Stored data:

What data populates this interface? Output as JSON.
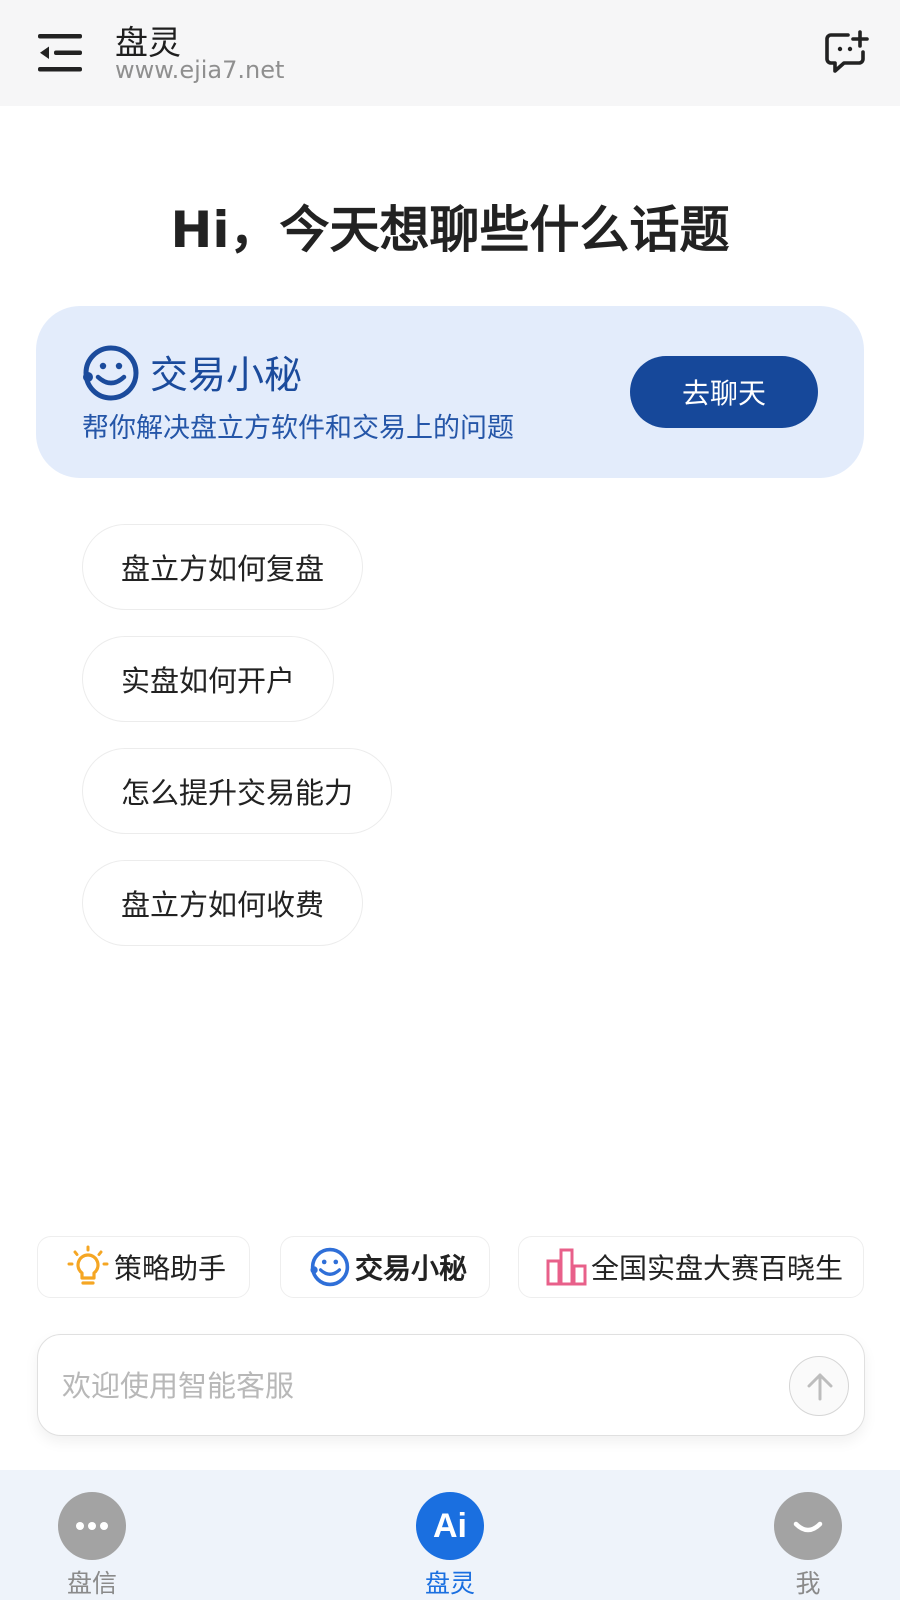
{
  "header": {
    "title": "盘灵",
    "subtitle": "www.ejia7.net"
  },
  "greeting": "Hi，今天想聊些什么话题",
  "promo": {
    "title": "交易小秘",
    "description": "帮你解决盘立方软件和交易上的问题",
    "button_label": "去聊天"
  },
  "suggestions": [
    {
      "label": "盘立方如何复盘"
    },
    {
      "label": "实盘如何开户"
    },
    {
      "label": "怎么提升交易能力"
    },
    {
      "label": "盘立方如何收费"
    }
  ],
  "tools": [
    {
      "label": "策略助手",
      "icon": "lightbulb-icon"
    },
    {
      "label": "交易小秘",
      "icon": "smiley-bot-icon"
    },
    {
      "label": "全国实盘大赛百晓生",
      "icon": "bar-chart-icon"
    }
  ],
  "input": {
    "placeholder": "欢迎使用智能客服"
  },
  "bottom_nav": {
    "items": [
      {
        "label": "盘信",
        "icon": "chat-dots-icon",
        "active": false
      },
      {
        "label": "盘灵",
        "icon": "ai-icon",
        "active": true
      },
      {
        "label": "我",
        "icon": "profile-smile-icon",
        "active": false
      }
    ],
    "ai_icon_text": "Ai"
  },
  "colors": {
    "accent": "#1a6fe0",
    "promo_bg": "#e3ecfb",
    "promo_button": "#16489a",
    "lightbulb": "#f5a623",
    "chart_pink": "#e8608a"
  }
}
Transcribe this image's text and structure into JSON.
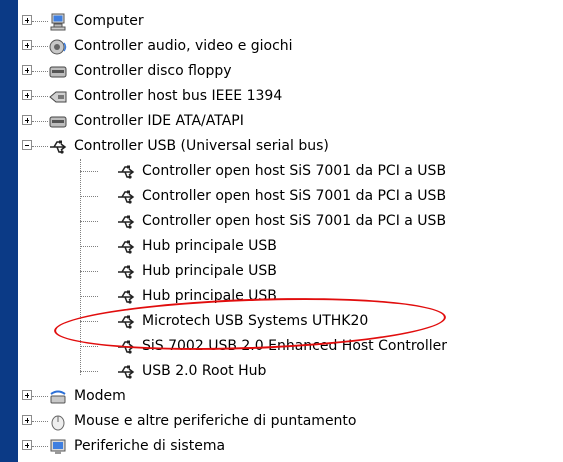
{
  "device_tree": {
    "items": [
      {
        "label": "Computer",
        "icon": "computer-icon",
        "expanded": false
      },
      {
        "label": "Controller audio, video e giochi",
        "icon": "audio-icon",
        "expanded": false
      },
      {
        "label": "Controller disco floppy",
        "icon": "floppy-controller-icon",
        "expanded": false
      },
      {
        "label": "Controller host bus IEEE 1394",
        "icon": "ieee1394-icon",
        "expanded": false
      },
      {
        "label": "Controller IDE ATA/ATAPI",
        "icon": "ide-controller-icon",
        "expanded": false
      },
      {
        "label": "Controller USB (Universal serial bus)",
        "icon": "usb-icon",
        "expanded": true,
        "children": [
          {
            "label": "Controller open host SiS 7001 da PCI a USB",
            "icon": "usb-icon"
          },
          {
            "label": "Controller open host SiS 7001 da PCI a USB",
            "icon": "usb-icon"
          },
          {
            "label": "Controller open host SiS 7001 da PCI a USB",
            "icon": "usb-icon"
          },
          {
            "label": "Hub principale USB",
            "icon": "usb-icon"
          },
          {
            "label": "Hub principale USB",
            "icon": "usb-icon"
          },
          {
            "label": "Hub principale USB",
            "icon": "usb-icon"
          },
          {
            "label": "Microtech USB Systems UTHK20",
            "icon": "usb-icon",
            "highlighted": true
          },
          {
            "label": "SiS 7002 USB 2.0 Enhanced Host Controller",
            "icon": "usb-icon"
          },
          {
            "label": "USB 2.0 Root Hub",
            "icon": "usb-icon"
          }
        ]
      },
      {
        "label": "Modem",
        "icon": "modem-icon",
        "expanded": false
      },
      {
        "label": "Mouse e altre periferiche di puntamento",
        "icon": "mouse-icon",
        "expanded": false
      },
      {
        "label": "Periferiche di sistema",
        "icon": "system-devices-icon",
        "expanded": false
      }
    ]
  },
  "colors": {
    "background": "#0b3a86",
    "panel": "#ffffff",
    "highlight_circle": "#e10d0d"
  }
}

* * *

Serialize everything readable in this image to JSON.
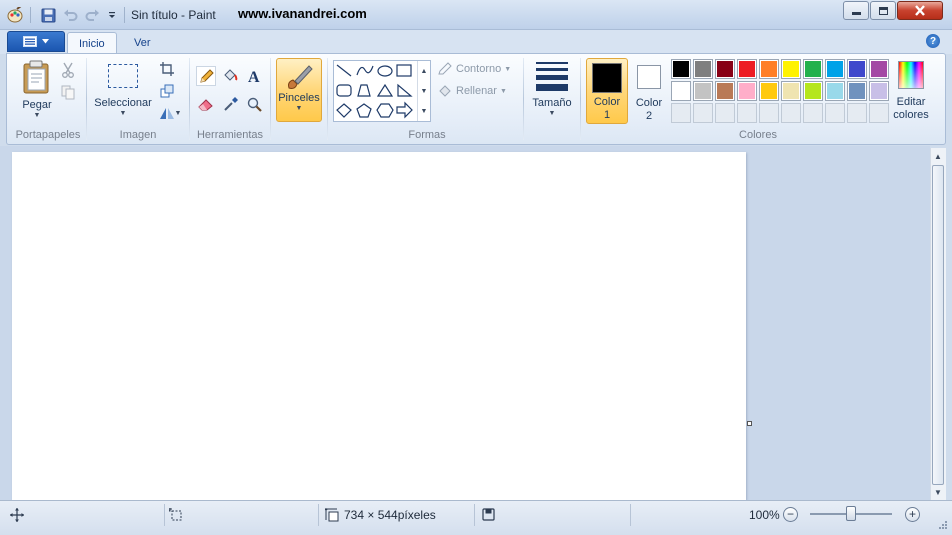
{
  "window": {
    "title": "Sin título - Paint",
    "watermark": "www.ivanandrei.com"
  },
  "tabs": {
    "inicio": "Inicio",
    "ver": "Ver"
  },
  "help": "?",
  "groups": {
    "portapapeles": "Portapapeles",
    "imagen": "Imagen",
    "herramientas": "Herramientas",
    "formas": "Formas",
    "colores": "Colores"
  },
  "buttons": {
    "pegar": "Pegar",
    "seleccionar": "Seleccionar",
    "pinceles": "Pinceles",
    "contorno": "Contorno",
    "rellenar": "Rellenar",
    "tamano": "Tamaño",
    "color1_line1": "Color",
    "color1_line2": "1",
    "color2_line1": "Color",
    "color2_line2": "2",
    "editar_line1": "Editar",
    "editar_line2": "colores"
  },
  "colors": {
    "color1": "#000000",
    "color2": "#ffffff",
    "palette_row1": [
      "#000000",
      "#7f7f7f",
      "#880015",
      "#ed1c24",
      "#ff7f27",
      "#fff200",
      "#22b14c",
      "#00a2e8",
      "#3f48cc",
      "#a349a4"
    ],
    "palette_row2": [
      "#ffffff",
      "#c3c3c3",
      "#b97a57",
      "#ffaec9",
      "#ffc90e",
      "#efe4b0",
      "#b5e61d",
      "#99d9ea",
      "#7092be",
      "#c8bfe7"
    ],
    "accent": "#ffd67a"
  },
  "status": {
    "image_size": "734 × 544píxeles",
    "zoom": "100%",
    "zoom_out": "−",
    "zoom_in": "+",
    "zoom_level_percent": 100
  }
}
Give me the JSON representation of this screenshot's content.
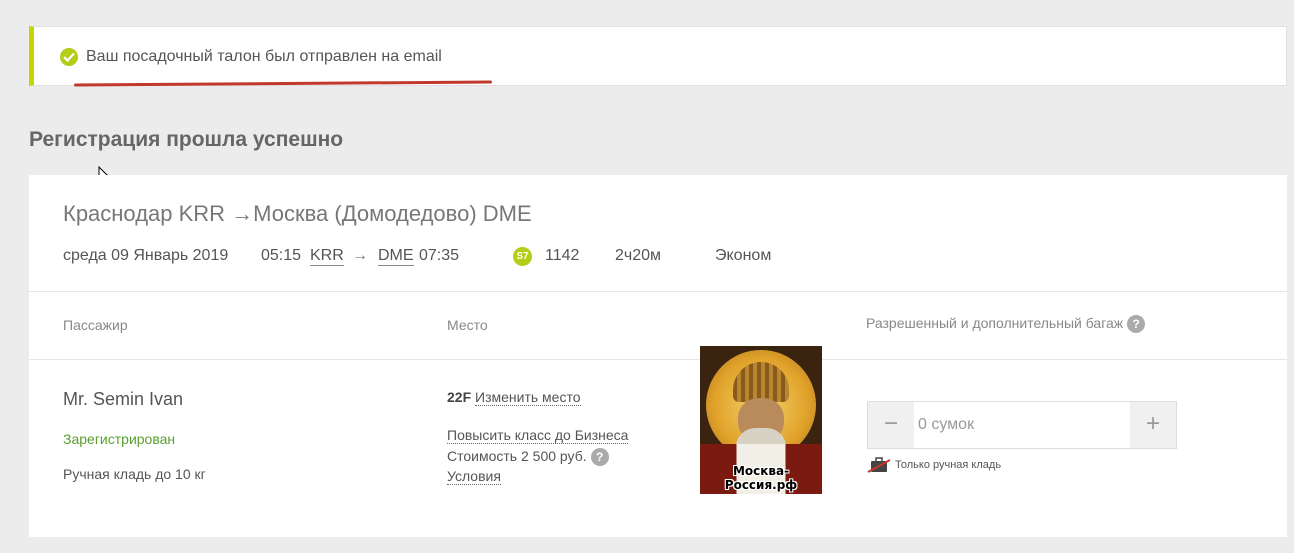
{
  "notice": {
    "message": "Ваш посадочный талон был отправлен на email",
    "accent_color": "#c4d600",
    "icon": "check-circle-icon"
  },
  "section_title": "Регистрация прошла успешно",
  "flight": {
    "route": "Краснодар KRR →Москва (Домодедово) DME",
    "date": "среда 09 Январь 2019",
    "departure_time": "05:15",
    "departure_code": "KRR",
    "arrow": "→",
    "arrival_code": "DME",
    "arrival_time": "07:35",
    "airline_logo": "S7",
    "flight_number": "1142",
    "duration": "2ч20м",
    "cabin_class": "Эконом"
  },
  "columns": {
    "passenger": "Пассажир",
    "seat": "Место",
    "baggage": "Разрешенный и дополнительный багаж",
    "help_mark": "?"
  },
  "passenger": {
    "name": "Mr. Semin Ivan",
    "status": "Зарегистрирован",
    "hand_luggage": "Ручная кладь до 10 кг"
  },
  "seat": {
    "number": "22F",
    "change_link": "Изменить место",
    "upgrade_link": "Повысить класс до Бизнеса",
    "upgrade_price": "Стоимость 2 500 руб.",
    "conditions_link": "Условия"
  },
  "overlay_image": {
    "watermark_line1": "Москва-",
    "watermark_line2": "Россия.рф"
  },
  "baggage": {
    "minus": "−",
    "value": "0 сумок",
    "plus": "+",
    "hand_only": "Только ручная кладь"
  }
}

Objective: Where a line holds the string "colores", copy that line.

The reply:
    "colores": "Colores"
    "editar_line2": "colores"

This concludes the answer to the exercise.